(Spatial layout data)

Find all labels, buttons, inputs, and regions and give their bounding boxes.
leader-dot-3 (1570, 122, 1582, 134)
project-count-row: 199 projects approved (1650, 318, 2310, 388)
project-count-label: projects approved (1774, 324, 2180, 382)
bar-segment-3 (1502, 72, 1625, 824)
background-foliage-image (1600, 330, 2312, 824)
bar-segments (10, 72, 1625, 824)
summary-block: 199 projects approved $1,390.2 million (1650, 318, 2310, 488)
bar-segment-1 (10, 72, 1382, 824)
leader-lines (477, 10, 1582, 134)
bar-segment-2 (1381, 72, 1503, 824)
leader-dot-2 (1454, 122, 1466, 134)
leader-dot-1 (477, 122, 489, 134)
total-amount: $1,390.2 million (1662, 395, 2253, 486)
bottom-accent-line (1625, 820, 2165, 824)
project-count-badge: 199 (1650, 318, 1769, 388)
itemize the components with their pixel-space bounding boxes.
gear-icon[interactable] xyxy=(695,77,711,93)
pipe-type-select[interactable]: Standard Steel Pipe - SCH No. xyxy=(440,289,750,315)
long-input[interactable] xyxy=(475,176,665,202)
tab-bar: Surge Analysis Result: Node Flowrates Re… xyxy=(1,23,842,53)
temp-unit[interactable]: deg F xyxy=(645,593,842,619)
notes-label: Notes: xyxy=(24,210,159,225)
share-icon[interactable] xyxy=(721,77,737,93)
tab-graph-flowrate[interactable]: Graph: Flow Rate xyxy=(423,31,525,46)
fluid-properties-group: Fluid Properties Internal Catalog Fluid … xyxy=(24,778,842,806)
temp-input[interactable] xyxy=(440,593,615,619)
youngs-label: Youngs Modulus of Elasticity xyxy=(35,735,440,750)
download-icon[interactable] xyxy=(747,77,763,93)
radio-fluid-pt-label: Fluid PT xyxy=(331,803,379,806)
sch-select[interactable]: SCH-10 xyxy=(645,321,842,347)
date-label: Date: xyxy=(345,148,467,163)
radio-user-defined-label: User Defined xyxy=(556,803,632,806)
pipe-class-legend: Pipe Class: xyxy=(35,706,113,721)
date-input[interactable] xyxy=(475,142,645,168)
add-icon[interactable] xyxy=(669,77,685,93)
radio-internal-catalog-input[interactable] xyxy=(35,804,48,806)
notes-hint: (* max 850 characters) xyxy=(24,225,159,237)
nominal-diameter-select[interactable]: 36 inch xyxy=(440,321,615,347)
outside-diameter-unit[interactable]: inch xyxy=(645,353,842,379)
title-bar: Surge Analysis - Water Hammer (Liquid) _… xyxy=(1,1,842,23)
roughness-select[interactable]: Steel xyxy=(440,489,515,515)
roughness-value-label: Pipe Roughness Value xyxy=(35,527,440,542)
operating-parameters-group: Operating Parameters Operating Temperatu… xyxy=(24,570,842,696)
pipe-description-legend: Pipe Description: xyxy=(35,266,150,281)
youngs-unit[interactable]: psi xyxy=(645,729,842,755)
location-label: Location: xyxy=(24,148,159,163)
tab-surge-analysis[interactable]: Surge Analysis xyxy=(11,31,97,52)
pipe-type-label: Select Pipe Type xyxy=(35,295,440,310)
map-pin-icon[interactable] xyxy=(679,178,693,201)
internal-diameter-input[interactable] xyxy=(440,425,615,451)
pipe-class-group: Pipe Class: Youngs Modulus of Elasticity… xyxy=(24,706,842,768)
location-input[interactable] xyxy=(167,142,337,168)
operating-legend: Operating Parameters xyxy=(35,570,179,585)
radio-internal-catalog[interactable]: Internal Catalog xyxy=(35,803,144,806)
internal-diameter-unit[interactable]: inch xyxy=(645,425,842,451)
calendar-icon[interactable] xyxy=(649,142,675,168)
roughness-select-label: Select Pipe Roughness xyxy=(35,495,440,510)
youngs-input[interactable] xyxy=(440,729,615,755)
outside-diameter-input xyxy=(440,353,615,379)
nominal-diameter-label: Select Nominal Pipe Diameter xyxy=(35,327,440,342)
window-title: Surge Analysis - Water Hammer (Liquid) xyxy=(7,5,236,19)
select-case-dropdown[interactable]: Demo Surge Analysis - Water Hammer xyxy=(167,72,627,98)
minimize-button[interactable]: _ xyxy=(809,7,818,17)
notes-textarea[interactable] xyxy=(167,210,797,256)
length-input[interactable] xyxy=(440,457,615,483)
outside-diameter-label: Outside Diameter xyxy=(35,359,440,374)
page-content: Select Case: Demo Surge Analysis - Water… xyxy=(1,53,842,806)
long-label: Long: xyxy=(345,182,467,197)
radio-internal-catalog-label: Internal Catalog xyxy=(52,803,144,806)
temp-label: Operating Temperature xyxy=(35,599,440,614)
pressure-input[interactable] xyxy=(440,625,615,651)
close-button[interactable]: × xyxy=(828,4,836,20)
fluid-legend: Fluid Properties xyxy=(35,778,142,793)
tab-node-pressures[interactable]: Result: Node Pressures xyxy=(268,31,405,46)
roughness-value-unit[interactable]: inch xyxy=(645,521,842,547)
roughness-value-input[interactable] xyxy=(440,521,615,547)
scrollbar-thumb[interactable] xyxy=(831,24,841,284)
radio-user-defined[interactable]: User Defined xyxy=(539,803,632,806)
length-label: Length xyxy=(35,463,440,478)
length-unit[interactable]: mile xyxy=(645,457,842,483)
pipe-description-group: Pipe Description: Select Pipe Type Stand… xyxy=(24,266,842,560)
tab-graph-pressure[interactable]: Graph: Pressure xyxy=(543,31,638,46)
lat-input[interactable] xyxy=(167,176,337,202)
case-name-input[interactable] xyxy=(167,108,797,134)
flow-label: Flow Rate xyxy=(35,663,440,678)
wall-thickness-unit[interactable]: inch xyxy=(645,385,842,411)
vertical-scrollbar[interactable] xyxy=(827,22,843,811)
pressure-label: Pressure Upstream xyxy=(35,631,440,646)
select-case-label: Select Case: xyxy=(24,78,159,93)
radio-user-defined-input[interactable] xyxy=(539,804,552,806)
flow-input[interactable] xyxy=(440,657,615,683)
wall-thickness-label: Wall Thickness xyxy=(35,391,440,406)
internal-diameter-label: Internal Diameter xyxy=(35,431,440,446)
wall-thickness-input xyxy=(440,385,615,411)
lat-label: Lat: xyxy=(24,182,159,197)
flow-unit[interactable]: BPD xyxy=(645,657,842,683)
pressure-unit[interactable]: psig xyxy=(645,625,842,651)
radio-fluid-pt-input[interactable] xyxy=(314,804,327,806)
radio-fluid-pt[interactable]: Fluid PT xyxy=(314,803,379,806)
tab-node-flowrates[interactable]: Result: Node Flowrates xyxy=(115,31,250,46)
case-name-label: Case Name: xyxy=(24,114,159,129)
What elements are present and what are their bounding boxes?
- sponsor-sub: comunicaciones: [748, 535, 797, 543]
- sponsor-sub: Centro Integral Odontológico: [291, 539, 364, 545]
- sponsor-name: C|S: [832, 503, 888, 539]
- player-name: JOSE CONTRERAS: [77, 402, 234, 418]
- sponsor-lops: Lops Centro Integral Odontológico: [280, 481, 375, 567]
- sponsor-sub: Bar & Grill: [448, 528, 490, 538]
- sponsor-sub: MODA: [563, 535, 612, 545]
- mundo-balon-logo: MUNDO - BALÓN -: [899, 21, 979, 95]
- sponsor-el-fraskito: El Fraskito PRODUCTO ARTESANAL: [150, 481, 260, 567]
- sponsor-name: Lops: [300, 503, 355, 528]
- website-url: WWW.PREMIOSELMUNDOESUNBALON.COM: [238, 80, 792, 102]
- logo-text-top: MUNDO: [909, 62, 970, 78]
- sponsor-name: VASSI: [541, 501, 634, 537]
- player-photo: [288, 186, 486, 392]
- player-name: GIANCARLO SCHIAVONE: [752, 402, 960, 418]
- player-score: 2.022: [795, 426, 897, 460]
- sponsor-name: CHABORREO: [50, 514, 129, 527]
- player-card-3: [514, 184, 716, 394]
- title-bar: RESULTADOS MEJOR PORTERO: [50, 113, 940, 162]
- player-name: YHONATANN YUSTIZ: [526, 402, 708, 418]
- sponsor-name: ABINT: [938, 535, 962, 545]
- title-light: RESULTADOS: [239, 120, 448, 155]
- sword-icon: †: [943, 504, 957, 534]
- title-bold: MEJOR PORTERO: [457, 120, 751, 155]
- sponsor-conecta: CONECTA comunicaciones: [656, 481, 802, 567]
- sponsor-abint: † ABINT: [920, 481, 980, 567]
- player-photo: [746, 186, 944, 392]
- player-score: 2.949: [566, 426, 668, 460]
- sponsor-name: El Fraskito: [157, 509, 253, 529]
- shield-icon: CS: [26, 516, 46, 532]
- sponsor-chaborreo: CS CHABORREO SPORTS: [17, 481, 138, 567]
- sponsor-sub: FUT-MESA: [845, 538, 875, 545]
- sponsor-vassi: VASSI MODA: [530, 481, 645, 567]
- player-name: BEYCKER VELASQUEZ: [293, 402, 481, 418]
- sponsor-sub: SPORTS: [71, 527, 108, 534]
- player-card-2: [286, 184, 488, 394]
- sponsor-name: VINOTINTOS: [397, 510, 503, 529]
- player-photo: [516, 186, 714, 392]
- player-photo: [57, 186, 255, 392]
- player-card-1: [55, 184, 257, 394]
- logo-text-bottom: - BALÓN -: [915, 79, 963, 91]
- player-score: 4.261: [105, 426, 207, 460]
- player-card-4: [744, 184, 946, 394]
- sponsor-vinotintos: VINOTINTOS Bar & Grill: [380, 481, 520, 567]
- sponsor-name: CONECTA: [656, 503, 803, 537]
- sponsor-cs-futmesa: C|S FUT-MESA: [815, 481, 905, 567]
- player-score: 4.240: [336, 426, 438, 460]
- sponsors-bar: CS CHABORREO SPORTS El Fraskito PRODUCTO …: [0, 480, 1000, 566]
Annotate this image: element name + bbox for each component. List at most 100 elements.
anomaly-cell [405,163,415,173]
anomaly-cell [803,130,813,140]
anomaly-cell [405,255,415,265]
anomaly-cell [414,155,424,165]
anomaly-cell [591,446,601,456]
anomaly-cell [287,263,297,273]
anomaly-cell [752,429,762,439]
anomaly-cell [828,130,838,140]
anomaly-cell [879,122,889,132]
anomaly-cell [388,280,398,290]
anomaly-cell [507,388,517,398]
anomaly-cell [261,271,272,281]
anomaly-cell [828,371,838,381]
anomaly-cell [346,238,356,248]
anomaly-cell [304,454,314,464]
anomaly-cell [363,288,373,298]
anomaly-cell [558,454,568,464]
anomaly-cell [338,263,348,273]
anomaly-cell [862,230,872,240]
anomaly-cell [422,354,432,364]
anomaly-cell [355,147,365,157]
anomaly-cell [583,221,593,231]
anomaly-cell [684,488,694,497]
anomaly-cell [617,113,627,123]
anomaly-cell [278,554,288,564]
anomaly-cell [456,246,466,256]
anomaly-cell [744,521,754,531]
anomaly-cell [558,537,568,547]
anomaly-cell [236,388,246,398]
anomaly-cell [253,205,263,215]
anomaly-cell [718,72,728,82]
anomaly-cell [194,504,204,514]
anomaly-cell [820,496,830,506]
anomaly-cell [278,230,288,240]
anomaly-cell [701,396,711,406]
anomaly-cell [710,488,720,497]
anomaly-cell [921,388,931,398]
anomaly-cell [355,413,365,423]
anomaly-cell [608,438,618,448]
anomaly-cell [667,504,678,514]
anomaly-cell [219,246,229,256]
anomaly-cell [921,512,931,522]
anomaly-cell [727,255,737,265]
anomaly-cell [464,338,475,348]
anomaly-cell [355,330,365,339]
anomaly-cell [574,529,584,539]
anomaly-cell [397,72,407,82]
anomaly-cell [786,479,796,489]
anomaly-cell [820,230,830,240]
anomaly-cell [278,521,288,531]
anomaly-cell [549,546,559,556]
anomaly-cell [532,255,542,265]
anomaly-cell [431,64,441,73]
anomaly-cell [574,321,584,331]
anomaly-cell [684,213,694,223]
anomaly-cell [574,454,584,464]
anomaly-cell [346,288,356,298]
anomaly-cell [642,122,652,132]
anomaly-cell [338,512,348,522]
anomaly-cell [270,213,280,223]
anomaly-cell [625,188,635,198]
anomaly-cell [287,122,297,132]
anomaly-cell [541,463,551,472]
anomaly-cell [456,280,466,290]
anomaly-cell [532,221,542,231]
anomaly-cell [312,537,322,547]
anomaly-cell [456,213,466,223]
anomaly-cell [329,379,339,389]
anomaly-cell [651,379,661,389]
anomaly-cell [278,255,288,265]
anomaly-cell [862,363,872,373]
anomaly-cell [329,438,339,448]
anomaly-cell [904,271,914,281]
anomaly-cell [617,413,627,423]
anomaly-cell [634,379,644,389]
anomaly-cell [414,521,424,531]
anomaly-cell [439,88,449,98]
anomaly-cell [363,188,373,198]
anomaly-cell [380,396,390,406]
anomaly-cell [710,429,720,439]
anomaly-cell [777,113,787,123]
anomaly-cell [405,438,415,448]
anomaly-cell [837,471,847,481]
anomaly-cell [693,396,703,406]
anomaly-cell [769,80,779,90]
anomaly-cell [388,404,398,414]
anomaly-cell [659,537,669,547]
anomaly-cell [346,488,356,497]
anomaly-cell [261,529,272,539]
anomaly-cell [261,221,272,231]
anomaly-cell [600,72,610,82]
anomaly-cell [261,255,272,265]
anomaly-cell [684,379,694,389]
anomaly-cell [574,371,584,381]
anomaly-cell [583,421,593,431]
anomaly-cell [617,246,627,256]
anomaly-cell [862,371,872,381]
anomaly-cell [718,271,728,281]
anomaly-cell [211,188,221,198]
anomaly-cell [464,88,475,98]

### Problem to solve
Pull out every line in the material above that contains the string "roughness", and copy each one unchanged.

### Reply to the task
roughness-select[interactable]: Steel xyxy=(440,489,515,515)
roughness-value-label: Pipe Roughness Value xyxy=(35,527,440,542)
roughness-select-label: Select Pipe Roughness xyxy=(35,495,440,510)
roughness-value-unit[interactable]: inch xyxy=(645,521,842,547)
roughness-value-input[interactable] xyxy=(440,521,615,547)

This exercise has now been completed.